**Stated exercise:**
Give back the full listing verbatim, apart from its images.

— Start Data for this task —

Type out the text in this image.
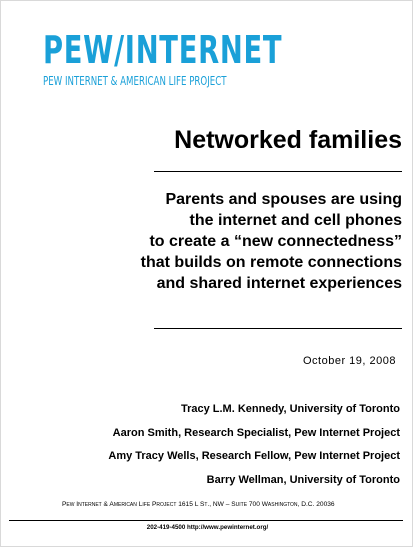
PEW/INTERNET
PEW INTERNET & AMERICAN LIFE PROJECT
Networked families
Parents and spouses are using
the internet and cell phones
to create a “new connectedness”
that builds on remote connections
and shared internet experiences
October 19, 2008
Tracy L.M. Kennedy, University of Toronto
Aaron Smith, Research Specialist, Pew Internet Project
Amy Tracy Wells, Research Fellow, Pew Internet Project
Barry Wellman, University of Toronto
Pew Internet & American Life Project 1615 L St., NW – Suite 700 Washington, D.C. 20036
202-419-4500 http://www.pewinternet.org/
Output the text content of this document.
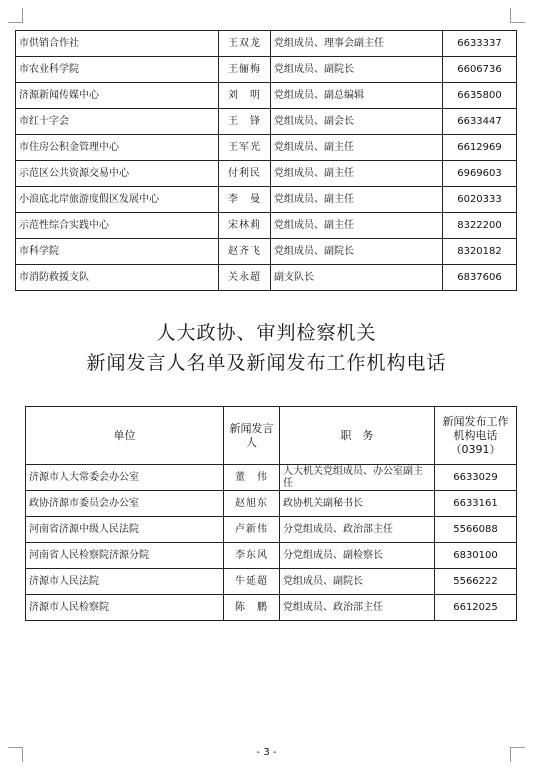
市供销合作社	王双龙	党组成员、理事会副主任	6633337
市农业科学院	王俪梅	党组成员、副院长	6606736
济源新闻传媒中心	刘　明	党组成员、副总编辑	6635800
市红十字会	王　锋	党组成员、副会长	6633447
市住房公积金管理中心	王军光	党组成员、副主任	6612969
示范区公共资源交易中心	付利民	党组成员、副主任	6969603
小浪底北岸旅游度假区发展中心	李　曼	党组成员、副主任	6020333
示范性综合实践中心	宋林莉	党组成员、副主任	8322200
市科学院	赵齐飞	党组成员、副院长	8320182
市消防救援支队	关永超	副支队长	6837606
人大政协、审判检察机关
新闻发言人名单及新闻发布工作机构电话
单位	新闻发言人	职　务	新闻发布工作机构电话（0391）
济源市人大常委会办公室	董　伟	人大机关党组成员、办公室副主任	6633029
政协济源市委员会办公室	赵旭东	政协机关副秘书长	6633161
河南省济源中级人民法院	卢新伟	分党组成员、政治部主任	5566088
河南省人民检察院济源分院	李东风	分党组成员、副检察长	6830100
济源市人民法院	牛延超	党组成员、副院长	5566222
济源市人民检察院	陈　鹏	党组成员、政治部主任	6612025
- 3 -
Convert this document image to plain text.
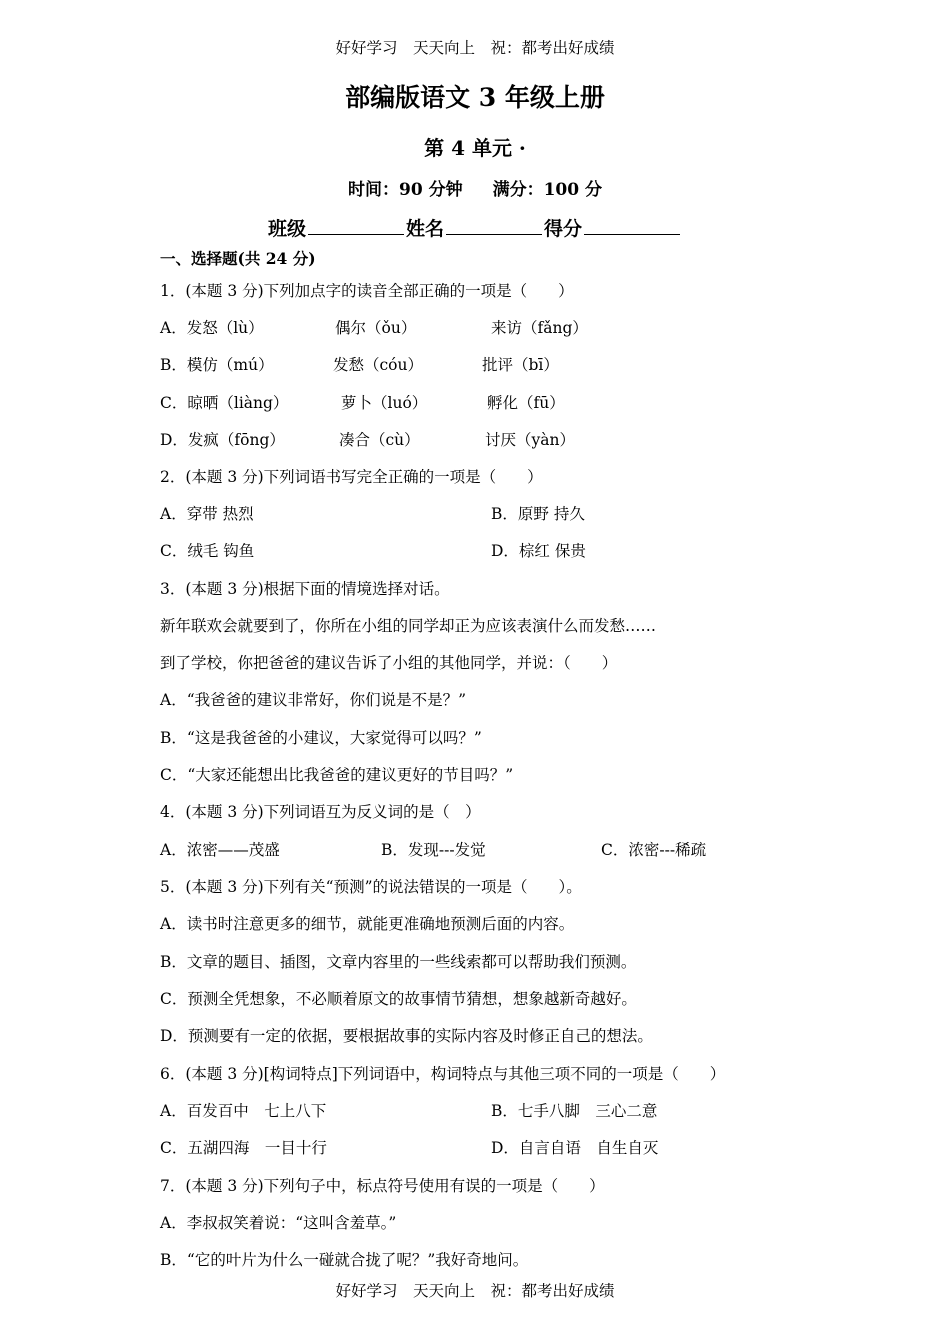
好好学习　天天向上　祝：都考出好成绩
部编版语文 3 年级上册
第 4 单元 ·
时间：90 分钟 满分：100 分
班级	姓名	得分
一、选择题(共 24 分)
1．(本题 3 分)下列加点字的读音全部正确的一项是（　　）
A．发怒（lù）	偶尔（ǒu）	来访（fǎng）
B．模仿（mú）	发愁（cóu）	批评（bī）
C．晾晒（liàng）	萝卜（luó）	孵化（fū）
D．发疯（fōng）	凑合（cù）	讨厌（yàn）
2．(本题 3 分)下列词语书写完全正确的一项是（　　）
A．穿带 热烈	B．原野 持久
C．绒毛 钩鱼	D．棕红 保贵
3．(本题 3 分)根据下面的情境选择对话。
新年联欢会就要到了，你所在小组的同学却正为应该表演什么而发愁……
到了学校，你把爸爸的建议告诉了小组的其他同学，并说：（　　）
A．“我爸爸的建议非常好，你们说是不是？”
B．“这是我爸爸的小建议，大家觉得可以吗？”
C．“大家还能想出比我爸爸的建议更好的节目吗？”
4．(本题 3 分)下列词语互为反义词的是（　）
A．浓密——茂盛	B．发现---发觉	C．浓密---稀疏
5．(本题 3 分)下列有关“预测”的说法错误的一项是（　　）。
A．读书时注意更多的细节，就能更准确地预测后面的内容。
B．文章的题目、插图，文章内容里的一些线索都可以帮助我们预测。
C．预测全凭想象，不必顺着原文的故事情节猜想，想象越新奇越好。
D．预测要有一定的依据，要根据故事的实际内容及时修正自己的想法。
6．(本题 3 分)[构词特点]下列词语中，构词特点与其他三项不同的一项是（　　）
A．百发百中　七上八下	B．七手八脚　三心二意
C．五湖四海　一目十行	D．自言自语　自生自灭
7．(本题 3 分)下列句子中，标点符号使用有误的一项是（　　）
A．李叔叔笑着说：“这叫含羞草。”
B．“它的叶片为什么一碰就合拢了呢？”我好奇地问。
好好学习　天天向上　祝：都考出好成绩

— End Data for this task —

**Written response:**
Type out the text in this image.
PEW/INTERNET
PEW INTERNET & AMERICAN LIFE PROJECT
Networked families
Parents and spouses are using
the internet and cell phones
to create a “new connectedness”
that builds on remote connections
and shared internet experiences
October 19, 2008
Tracy L.M. Kennedy, University of Toronto
Aaron Smith, Research Specialist, Pew Internet Project
Amy Tracy Wells, Research Fellow, Pew Internet Project
Barry Wellman, University of Toronto
Pew Internet & American Life Project 1615 L St., NW – Suite 700 Washington, D.C. 20036
202-419-4500 http://www.pewinternet.org/
Output the text content of this document.
市供销合作社	王双龙	党组成员、理事会副主任	6633337
市农业科学院	王俪梅	党组成员、副院长	6606736
济源新闻传媒中心	刘　明	党组成员、副总编辑	6635800
市红十字会	王　锋	党组成员、副会长	6633447
市住房公积金管理中心	王军光	党组成员、副主任	6612969
示范区公共资源交易中心	付利民	党组成员、副主任	6969603
小浪底北岸旅游度假区发展中心	李　曼	党组成员、副主任	6020333
示范性综合实践中心	宋林莉	党组成员、副主任	8322200
市科学院	赵齐飞	党组成员、副院长	8320182
市消防救援支队	关永超	副支队长	6837606
人大政协、审判检察机关
新闻发言人名单及新闻发布工作机构电话
单位	新闻发言人	职　务	新闻发布工作机构电话（0391）
济源市人大常委会办公室	董　伟	人大机关党组成员、办公室副主任	6633029
政协济源市委员会办公室	赵旭东	政协机关副秘书长	6633161
河南省济源中级人民法院	卢新伟	分党组成员、政治部主任	5566088
河南省人民检察院济源分院	李东风	分党组成员、副检察长	6830100
济源市人民法院	牛延超	党组成员、副院长	5566222
济源市人民检察院	陈　鹏	党组成员、政治部主任	6612025
- 3 -
Convert this document image to plain text.
好好学习　天天向上　祝：都考出好成绩
部编版语文 3 年级上册
第 4 单元 ·
时间：90 分钟 满分：100 分
班级	姓名	得分
一、选择题(共 24 分)
1．(本题 3 分)下列加点字的读音全部正确的一项是（　　）
A．发怒（lù）	偶尔（ǒu）	来访（fǎng）
B．模仿（mú）	发愁（cóu）	批评（bī）
C．晾晒（liàng）	萝卜（luó）	孵化（fū）
D．发疯（fōng）	凑合（cù）	讨厌（yàn）
2．(本题 3 分)下列词语书写完全正确的一项是（　　）
A．穿带 热烈	B．原野 持久
C．绒毛 钩鱼	D．棕红 保贵
3．(本题 3 分)根据下面的情境选择对话。
新年联欢会就要到了，你所在小组的同学却正为应该表演什么而发愁……
到了学校，你把爸爸的建议告诉了小组的其他同学，并说：（　　）
A．“我爸爸的建议非常好，你们说是不是？”
B．“这是我爸爸的小建议，大家觉得可以吗？”
C．“大家还能想出比我爸爸的建议更好的节目吗？”
4．(本题 3 分)下列词语互为反义词的是（　）
A．浓密——茂盛	B．发现---发觉	C．浓密---稀疏
5．(本题 3 分)下列有关“预测”的说法错误的一项是（　　）。
A．读书时注意更多的细节，就能更准确地预测后面的内容。
B．文章的题目、插图，文章内容里的一些线索都可以帮助我们预测。
C．预测全凭想象，不必顺着原文的故事情节猜想，想象越新奇越好。
D．预测要有一定的依据，要根据故事的实际内容及时修正自己的想法。
6．(本题 3 分)[构词特点]下列词语中，构词特点与其他三项不同的一项是（　　）
A．百发百中　七上八下	B．七手八脚　三心二意
C．五湖四海　一目十行	D．自言自语　自生自灭
7．(本题 3 分)下列句子中，标点符号使用有误的一项是（　　）
A．李叔叔笑着说：“这叫含羞草。”
B．“它的叶片为什么一碰就合拢了呢？”我好奇地问。
好好学习　天天向上　祝：都考出好成绩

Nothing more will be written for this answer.